Task goal: Do any lines in the data below contain "Submission"? If so, copy every one of them.

Source data:
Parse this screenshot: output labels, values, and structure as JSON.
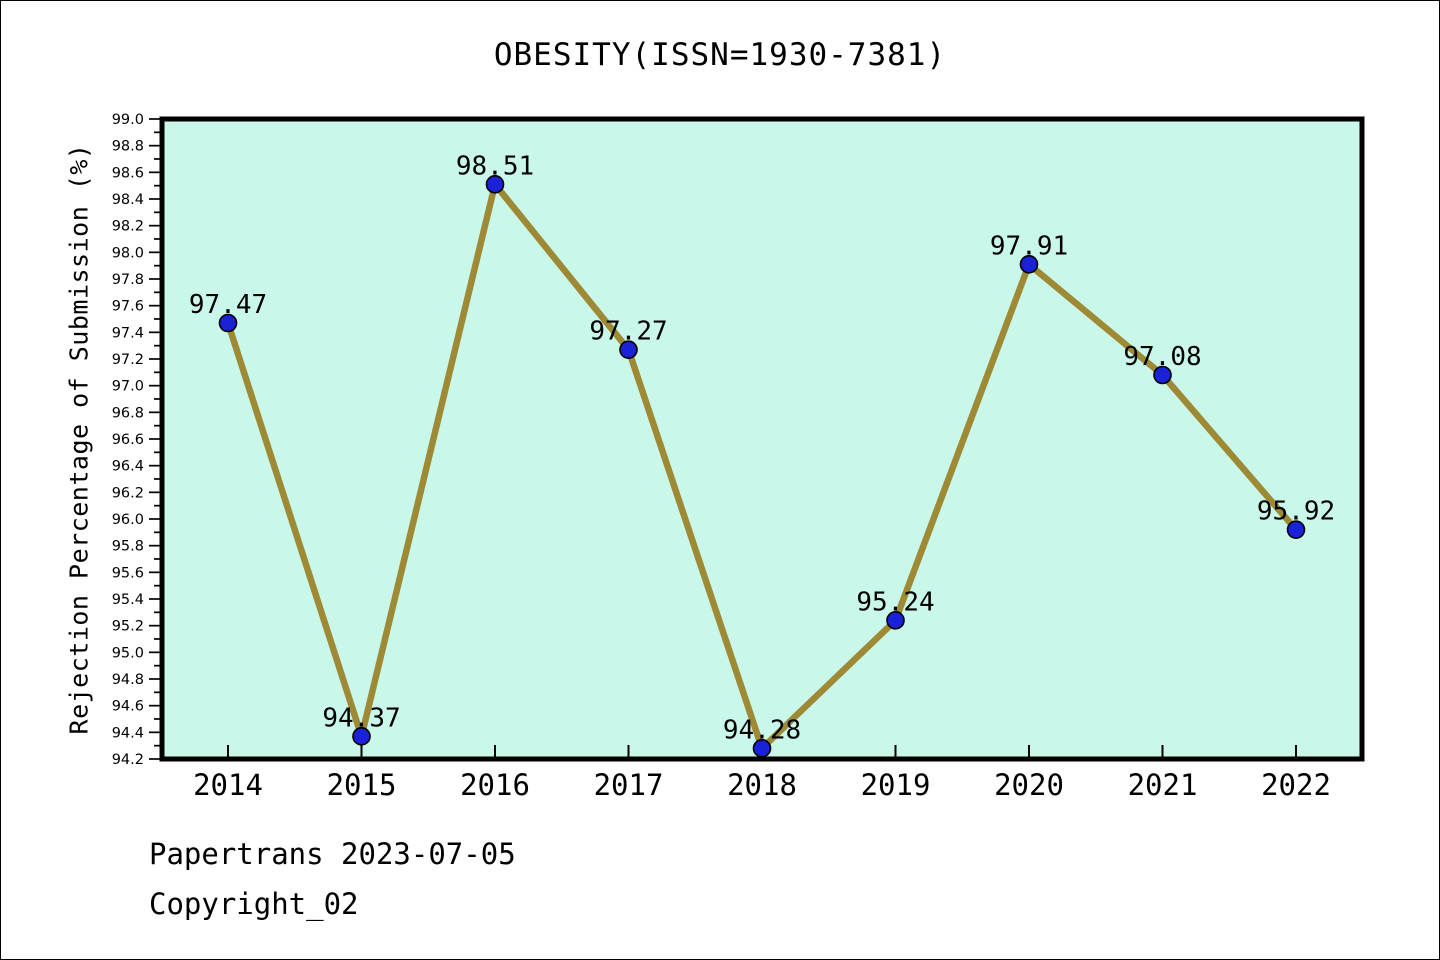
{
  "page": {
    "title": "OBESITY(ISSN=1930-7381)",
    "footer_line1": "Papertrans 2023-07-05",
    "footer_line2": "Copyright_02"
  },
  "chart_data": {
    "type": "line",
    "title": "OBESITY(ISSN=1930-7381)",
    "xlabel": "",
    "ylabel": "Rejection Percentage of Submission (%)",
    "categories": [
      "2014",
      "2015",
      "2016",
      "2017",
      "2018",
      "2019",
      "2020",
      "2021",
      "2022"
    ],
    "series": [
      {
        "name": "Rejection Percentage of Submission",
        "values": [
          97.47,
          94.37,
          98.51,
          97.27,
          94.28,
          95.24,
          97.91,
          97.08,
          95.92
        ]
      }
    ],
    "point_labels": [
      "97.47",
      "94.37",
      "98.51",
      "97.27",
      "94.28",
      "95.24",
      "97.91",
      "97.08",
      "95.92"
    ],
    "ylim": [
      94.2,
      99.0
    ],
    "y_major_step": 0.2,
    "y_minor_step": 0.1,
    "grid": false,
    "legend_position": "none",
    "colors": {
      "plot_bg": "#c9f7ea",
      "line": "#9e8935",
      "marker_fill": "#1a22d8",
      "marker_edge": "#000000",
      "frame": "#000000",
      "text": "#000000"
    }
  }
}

---

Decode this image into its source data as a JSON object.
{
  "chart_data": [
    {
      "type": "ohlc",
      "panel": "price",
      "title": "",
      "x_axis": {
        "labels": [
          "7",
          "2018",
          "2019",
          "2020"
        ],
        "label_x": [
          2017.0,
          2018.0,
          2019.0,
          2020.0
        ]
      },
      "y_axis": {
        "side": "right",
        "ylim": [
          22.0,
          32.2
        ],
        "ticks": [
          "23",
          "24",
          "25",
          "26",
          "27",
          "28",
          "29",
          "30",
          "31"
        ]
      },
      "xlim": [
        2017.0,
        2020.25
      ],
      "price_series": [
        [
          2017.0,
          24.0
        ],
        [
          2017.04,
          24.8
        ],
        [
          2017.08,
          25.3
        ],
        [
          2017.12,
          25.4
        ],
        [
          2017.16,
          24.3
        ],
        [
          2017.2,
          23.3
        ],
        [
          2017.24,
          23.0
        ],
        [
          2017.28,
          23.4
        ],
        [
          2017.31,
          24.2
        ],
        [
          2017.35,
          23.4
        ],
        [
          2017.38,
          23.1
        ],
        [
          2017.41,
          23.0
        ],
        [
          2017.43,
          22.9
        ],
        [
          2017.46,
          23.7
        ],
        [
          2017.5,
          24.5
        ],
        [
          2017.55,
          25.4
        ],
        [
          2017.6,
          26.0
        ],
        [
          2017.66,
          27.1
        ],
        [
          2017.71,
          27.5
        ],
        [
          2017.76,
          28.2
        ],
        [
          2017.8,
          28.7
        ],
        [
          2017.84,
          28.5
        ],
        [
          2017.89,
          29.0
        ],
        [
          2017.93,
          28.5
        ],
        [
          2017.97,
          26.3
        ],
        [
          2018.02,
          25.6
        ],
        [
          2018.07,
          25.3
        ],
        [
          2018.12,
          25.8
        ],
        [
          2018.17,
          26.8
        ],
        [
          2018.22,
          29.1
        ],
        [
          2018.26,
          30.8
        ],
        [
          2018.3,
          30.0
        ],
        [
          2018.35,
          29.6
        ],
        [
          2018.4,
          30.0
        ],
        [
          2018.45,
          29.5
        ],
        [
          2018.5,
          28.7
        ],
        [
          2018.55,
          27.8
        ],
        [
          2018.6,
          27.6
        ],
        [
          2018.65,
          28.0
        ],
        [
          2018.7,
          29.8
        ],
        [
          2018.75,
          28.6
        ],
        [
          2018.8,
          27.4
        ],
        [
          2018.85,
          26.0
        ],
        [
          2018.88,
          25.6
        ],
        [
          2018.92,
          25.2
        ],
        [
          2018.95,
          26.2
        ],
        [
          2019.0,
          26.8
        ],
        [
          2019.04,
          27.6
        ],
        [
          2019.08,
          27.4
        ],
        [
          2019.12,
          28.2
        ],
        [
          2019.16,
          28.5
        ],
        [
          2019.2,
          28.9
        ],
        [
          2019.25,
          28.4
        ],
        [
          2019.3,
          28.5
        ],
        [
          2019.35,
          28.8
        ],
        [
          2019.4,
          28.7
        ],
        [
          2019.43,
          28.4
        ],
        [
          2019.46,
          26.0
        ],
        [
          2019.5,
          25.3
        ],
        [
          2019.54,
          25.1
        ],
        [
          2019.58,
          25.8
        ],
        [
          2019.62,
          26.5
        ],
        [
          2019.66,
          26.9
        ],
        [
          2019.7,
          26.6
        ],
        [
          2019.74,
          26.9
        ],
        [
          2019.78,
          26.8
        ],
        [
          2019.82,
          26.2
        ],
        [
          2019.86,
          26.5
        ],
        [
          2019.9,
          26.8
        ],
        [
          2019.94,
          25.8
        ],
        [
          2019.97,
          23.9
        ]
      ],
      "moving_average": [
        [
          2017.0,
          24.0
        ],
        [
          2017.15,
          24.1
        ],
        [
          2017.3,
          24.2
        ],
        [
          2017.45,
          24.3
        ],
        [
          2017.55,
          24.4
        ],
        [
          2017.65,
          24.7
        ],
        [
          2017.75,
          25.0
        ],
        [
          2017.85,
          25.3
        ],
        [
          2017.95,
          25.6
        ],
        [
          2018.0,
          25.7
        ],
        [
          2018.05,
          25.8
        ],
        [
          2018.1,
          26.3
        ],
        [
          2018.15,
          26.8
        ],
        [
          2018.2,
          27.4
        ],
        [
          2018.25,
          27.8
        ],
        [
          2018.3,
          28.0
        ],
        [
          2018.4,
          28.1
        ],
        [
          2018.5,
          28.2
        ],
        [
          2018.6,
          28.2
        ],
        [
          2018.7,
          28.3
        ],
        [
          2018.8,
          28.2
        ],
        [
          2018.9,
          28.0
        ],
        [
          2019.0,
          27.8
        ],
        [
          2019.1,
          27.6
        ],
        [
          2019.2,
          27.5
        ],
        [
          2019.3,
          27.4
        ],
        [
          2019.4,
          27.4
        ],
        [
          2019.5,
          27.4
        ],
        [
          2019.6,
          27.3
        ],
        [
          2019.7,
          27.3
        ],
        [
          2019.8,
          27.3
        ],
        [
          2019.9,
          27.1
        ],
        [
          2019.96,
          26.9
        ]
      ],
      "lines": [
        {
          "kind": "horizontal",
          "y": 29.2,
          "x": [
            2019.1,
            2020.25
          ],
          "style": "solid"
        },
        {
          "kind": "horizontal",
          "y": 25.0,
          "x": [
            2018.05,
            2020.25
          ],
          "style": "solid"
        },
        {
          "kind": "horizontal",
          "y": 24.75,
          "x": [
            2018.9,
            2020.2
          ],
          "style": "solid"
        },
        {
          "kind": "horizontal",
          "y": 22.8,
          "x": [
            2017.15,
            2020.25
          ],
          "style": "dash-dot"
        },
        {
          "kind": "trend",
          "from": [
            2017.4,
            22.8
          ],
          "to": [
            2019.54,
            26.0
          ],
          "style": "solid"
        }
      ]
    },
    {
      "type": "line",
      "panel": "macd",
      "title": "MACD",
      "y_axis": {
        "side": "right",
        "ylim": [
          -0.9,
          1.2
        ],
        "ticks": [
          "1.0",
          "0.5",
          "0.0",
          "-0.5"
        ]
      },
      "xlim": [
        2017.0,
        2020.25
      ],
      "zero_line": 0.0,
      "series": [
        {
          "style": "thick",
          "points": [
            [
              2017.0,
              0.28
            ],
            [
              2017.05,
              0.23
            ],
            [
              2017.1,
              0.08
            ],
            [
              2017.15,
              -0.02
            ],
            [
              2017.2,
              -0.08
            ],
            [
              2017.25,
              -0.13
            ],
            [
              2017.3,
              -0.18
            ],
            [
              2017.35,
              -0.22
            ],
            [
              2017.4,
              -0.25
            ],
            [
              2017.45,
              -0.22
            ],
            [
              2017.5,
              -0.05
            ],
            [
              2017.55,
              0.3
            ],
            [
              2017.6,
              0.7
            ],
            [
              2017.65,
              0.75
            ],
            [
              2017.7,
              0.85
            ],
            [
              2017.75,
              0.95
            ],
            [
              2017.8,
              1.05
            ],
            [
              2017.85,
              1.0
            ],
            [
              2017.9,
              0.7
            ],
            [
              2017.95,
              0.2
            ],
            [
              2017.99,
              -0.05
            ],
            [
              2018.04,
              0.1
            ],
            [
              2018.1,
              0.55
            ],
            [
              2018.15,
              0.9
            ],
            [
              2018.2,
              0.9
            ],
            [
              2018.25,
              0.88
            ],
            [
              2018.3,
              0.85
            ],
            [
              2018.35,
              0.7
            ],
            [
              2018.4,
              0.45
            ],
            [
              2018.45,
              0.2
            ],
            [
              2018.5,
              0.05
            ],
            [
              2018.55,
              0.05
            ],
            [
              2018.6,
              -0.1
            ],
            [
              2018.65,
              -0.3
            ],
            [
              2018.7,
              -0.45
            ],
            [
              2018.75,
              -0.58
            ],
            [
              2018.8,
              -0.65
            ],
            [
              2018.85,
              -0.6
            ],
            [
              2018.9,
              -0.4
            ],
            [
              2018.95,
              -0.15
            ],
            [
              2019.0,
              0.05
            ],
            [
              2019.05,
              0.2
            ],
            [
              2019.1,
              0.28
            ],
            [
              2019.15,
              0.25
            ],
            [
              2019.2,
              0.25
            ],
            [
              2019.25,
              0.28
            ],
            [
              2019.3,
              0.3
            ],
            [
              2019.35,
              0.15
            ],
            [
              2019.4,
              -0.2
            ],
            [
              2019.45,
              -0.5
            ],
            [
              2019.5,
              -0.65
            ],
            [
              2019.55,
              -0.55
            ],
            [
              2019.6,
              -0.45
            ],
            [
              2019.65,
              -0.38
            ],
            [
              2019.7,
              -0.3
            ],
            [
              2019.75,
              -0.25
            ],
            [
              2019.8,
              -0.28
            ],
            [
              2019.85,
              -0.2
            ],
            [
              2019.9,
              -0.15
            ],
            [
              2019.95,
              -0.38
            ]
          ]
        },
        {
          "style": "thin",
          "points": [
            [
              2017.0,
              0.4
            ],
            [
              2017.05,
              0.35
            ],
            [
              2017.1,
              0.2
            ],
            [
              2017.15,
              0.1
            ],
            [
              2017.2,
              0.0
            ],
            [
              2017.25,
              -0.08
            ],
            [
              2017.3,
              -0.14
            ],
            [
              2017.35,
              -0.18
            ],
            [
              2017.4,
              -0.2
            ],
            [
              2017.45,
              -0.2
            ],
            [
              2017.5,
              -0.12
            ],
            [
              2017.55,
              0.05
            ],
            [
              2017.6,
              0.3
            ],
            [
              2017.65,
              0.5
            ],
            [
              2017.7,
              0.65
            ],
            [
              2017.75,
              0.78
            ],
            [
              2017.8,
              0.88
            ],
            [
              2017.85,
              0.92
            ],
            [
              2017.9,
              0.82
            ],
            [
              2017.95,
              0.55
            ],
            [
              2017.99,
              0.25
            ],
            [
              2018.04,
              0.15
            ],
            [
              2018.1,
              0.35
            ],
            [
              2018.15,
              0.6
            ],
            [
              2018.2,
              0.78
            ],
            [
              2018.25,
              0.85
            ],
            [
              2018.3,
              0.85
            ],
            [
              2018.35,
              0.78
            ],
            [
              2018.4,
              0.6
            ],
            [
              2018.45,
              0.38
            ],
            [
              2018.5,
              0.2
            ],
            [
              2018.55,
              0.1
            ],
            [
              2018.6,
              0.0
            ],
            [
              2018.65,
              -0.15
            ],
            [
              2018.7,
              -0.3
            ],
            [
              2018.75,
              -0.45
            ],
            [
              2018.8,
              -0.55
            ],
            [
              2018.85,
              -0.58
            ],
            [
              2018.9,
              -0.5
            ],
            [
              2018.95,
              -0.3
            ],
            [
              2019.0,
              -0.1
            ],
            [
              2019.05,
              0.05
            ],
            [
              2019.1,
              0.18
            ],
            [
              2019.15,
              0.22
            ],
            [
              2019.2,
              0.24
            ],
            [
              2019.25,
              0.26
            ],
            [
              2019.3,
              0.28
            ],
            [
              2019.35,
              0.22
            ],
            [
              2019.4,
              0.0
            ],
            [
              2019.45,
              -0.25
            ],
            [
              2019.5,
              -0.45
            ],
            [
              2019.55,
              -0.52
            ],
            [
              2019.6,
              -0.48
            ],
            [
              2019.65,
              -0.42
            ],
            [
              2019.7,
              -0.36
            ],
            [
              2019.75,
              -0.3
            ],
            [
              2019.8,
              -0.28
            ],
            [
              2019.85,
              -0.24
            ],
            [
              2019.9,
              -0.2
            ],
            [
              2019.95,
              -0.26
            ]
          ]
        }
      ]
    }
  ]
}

Problem solution:
    "ylabel": "Rejection Percentage of Submission (%)",
        "name": "Rejection Percentage of Submission",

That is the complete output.